Banyaknya Permaslahan Konflik Lahan Dengan Oknum Kelompok Tani Muara Dua, Masyarakat Temusai Tuntut Kepastian Lahan Usai Tapal Batas Siak-Bengkalis Berubah
Hal senada disampaikan Tokoh Masyara Kampung Temusai, Slamet Ladiono menyampaikan bahwa, sejak diberlakukannya Permendagri Nomor 28 Tahun 2018, masyarakat yang telah lama mengelola lahan merasa tidak memperoleh kepastian dan kenyamanan dalam menguasai lahannya.
"Di lapangan juga terjadi dugaan intimidasi, serta terdapat lahan masyarakat Kampung Temusai digarap oleh oknum warga Desa Muara Dua dengan mengatasnamakan Kelompok Tani Hutan (KTH) maupun bentuk kelembagaan lainnya," ungkapnya.
Mantan Penghulu Kampung Temusai, Junefi, meminta agar Pemerintah Kabupaten Siak segera menyiapkan solusi penyelesaian konflik secara komprehensif agar permasalahan tidak terus berlarut. Beliau juga menyampaikan informasi bahwa terdapat sekitar 200 persil tanah yang secara administrasi berada di wilayah Kabupaten Bengkalis, namun pembayaran Pajak Bumi dan Bangunan (PBB) dilakukan di Kabupaten Siak.

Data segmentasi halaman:
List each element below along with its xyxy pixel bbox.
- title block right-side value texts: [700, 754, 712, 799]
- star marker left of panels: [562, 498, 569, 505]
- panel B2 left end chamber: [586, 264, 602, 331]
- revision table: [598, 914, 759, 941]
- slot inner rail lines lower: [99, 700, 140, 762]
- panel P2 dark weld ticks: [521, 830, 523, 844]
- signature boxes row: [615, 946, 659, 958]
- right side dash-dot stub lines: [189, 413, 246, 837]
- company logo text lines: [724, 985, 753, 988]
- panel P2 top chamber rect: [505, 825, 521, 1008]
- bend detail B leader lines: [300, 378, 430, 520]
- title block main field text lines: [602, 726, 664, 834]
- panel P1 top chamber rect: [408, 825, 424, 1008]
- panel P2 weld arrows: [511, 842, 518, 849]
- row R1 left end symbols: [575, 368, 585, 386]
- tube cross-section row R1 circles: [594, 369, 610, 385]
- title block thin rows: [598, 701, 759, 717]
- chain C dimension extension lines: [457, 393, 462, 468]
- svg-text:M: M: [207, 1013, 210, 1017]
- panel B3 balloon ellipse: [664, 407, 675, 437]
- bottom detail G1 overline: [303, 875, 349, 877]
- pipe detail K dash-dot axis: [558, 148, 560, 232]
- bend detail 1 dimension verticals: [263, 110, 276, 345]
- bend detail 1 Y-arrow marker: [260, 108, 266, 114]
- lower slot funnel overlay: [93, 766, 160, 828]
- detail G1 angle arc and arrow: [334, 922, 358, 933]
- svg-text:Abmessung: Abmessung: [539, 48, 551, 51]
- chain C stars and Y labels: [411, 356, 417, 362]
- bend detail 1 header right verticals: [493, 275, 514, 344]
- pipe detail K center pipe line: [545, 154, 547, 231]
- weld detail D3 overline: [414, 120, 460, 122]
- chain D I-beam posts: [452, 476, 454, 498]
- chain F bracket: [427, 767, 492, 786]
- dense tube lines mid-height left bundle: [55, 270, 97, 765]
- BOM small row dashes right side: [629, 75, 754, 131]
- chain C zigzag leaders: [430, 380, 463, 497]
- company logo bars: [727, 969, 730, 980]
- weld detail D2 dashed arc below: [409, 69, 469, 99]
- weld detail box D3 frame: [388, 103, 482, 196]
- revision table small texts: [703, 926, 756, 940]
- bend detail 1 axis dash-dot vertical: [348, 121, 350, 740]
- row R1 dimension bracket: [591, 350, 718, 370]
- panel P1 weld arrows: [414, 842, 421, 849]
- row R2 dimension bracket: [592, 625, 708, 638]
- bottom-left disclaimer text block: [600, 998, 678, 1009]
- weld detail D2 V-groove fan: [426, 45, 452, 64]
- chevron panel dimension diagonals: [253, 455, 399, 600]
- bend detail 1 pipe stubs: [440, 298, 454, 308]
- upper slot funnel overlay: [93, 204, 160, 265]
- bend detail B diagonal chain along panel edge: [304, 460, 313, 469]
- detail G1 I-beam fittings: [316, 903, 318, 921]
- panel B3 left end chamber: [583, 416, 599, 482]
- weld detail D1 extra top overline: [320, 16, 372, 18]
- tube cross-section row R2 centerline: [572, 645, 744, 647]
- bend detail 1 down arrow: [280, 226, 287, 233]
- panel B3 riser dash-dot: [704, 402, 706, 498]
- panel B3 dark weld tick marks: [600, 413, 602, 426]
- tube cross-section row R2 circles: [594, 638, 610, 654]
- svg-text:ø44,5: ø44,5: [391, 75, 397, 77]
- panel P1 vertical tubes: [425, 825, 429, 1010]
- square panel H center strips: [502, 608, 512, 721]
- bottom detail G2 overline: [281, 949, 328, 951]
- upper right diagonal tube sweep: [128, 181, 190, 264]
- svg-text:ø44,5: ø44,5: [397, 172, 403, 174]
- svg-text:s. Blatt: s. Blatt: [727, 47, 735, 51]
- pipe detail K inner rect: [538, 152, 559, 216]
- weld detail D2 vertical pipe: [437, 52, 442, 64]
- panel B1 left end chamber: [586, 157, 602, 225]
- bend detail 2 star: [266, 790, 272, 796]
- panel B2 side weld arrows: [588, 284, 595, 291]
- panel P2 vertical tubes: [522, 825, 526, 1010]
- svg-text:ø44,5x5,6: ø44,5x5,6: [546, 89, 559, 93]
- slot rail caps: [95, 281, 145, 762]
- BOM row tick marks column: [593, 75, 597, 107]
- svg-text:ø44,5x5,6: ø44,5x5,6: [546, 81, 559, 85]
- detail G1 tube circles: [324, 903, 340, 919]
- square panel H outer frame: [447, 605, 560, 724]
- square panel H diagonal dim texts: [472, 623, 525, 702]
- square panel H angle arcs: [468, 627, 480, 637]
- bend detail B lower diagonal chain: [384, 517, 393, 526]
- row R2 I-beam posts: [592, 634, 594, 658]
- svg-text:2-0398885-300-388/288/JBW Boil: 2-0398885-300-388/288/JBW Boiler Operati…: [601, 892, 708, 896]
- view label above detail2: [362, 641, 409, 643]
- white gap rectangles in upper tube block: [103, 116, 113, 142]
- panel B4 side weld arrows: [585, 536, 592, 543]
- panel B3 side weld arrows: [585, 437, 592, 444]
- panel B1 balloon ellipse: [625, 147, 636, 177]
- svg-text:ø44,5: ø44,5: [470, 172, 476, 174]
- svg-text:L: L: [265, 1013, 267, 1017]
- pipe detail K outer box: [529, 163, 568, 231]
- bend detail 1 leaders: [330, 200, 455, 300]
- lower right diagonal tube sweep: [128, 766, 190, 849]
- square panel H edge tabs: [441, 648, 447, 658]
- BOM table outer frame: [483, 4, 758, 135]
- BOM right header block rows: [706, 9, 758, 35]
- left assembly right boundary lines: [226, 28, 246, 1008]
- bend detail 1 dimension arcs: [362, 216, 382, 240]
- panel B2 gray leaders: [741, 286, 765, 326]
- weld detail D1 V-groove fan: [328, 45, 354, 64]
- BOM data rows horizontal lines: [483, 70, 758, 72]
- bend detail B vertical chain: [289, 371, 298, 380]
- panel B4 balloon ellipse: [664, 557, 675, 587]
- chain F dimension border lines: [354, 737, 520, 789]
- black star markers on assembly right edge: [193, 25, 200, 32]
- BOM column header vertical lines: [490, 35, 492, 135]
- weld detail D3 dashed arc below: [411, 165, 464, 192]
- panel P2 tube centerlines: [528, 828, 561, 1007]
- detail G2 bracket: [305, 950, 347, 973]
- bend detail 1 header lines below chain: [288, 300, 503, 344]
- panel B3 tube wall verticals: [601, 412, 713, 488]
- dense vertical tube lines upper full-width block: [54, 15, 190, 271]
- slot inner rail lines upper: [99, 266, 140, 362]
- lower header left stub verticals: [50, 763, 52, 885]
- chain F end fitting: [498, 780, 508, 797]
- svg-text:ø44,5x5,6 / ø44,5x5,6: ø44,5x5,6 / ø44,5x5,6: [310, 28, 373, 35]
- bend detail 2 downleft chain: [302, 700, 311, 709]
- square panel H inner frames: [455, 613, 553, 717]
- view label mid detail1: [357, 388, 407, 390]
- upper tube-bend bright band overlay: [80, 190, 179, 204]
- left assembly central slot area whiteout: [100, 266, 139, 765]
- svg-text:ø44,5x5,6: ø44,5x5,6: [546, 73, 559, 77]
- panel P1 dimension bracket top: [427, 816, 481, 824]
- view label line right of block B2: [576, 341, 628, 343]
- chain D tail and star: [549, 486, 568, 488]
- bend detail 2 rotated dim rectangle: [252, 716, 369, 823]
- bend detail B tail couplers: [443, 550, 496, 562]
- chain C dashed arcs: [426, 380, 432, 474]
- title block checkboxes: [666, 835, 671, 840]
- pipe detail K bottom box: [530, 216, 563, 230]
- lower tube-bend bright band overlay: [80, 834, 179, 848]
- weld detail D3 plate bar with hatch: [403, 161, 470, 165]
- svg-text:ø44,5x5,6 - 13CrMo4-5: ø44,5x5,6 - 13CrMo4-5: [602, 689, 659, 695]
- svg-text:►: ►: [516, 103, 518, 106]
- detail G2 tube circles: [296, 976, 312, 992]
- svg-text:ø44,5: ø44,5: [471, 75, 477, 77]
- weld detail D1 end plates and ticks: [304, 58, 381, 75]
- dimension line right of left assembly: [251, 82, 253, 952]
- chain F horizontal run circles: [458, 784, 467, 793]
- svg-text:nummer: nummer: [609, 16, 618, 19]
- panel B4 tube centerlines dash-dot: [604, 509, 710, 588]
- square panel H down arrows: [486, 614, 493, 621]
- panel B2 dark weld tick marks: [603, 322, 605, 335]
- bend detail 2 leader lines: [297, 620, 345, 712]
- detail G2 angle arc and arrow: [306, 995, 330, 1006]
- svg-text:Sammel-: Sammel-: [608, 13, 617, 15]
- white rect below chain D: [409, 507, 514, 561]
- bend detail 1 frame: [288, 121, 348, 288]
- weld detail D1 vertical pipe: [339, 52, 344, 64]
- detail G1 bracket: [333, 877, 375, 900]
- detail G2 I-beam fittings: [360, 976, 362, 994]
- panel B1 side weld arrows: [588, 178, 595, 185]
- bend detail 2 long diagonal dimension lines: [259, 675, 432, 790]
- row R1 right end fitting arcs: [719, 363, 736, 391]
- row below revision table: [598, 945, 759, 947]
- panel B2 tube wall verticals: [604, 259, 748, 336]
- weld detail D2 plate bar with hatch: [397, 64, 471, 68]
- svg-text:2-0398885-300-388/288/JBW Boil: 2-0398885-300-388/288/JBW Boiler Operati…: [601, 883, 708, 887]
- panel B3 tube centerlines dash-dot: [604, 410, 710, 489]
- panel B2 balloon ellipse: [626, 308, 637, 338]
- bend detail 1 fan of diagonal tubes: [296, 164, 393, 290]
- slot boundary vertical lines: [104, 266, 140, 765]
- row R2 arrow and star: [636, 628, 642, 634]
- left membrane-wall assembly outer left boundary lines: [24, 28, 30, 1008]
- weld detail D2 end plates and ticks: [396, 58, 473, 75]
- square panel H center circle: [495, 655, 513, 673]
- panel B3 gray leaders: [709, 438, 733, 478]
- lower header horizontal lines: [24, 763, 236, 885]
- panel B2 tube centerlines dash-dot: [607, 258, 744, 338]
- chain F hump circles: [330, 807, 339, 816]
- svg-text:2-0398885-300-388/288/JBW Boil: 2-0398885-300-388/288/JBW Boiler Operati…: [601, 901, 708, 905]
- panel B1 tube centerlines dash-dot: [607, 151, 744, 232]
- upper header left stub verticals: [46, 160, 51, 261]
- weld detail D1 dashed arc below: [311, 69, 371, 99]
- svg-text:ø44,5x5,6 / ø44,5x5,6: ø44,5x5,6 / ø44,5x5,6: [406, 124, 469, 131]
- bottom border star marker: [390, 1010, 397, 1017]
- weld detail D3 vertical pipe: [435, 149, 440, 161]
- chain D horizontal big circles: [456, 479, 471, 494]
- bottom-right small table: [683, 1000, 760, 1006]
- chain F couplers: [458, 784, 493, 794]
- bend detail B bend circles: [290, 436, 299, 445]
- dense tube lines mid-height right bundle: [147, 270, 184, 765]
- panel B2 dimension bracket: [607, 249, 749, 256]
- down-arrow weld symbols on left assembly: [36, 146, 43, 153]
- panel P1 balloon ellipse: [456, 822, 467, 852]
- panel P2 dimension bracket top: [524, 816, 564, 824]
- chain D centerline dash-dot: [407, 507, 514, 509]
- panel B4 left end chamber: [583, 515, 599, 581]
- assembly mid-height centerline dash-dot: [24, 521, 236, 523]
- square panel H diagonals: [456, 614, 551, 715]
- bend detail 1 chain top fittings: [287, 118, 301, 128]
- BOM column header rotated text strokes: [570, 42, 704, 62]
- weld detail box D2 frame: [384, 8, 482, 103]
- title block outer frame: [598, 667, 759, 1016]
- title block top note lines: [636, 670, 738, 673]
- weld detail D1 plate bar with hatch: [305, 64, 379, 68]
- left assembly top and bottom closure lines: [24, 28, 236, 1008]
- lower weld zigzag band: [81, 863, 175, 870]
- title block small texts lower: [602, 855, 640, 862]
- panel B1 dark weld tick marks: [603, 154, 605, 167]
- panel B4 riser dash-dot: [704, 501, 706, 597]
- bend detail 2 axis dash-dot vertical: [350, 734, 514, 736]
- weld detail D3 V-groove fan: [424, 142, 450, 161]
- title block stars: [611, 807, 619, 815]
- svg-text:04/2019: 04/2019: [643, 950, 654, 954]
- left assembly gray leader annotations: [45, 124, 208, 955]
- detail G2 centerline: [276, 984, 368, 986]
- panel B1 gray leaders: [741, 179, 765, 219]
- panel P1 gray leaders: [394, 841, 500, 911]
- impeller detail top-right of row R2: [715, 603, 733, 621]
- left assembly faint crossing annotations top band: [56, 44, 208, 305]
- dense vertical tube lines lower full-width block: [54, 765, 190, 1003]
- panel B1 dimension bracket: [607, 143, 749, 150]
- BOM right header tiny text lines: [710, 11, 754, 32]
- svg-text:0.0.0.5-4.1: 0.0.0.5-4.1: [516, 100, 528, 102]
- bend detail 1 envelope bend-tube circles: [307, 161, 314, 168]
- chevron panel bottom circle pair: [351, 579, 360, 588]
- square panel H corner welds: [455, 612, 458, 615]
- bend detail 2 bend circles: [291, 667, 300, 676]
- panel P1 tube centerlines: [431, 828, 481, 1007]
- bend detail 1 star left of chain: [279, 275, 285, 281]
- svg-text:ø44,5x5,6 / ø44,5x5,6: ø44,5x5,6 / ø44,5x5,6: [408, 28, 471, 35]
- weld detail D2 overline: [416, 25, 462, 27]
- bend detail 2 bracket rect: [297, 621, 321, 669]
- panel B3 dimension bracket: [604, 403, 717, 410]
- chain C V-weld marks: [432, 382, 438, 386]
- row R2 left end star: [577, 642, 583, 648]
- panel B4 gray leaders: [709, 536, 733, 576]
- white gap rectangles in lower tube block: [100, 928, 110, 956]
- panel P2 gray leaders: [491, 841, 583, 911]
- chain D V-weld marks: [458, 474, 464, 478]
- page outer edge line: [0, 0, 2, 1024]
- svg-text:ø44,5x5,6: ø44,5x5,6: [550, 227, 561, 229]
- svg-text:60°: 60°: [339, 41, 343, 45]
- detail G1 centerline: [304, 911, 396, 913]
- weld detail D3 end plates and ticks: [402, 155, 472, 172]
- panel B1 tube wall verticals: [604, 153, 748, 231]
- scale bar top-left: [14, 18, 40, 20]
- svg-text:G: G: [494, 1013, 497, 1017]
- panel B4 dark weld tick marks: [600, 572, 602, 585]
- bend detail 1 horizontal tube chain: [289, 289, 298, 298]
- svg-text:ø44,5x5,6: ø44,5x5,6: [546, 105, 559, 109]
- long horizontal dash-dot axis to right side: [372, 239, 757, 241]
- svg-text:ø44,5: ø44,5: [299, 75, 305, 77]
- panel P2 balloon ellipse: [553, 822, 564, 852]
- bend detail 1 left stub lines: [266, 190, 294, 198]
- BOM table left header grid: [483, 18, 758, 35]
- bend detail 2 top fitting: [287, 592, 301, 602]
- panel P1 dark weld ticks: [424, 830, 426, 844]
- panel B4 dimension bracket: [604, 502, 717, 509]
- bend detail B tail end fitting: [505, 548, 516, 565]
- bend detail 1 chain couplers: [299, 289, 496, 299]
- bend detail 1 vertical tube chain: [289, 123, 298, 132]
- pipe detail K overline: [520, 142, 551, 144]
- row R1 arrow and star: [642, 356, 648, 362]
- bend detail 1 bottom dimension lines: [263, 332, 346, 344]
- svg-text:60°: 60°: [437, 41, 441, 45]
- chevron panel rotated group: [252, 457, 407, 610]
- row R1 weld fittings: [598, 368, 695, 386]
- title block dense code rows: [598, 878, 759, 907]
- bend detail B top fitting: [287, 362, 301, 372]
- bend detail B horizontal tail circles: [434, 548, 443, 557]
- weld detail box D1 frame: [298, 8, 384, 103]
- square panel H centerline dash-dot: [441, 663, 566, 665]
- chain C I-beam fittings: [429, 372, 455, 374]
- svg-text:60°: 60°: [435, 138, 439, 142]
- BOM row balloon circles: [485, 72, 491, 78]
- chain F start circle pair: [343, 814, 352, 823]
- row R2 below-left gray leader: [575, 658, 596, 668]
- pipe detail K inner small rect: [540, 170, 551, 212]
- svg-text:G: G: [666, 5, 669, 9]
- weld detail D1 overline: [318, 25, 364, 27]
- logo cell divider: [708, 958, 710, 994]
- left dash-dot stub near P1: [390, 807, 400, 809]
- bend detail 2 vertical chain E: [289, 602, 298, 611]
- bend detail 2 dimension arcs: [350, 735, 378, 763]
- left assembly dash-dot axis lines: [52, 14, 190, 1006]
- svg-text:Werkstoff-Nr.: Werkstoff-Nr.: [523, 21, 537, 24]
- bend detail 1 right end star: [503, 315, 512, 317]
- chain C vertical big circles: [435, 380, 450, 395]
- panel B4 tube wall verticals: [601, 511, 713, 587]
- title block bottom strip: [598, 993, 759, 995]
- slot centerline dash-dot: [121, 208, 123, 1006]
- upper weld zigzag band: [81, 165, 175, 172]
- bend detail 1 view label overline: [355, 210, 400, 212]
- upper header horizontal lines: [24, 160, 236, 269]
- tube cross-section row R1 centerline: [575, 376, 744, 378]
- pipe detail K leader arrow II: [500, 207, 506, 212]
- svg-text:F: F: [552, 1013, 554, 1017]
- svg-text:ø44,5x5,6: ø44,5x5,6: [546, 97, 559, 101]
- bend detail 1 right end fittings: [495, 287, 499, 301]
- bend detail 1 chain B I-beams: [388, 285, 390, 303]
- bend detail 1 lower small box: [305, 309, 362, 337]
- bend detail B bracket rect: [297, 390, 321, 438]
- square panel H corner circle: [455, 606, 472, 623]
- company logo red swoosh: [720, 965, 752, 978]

**BAHAN LATIHAN**
[a] Menurut teks tentang konflik lahan Temusai, di kabupaten mana pembayaran Pajak Bumi dan Bangunan untuk sekitar 200 persil tanah itu dilakukan?
[b] Sebutkan semua wilayah administratif berupa kampung, desa, atau kabupaten yang disebut dalam teks tentang konflik lahan Temusai.
[c] Salin tanpa perubahan bagian teks tentang konflik lahan Temusai yang dimulai dengan kata-kata "Banyaknya Permaslahan Konflik" dan berakhir pada "dalam menguasai lahannya.".

**KUNCI JAWABAN**
[a] Kabupaten Siak.

[b] Kampung Temusai, Desa Muara Dua, Kabupaten Siak, dan Kabupaten Bengkalis.

[c]
Banyaknya Permaslahan Konflik Lahan Dengan Oknum Kelompok Tani Muara Dua, Masyarakat Temusai Tuntut Kepastian Lahan Usai Tapal Batas Siak-Bengkalis Berubah
Hal senada disampaikan Tokoh Masyara Kampung Temusai, Slamet Ladiono menyampaikan bahwa, sejak diberlakukannya Permendagri Nomor 28 Tahun 2018, masyarakat yang telah lama mengelola lahan merasa tidak memperoleh kepastian dan kenyamanan dalam menguasai lahannya.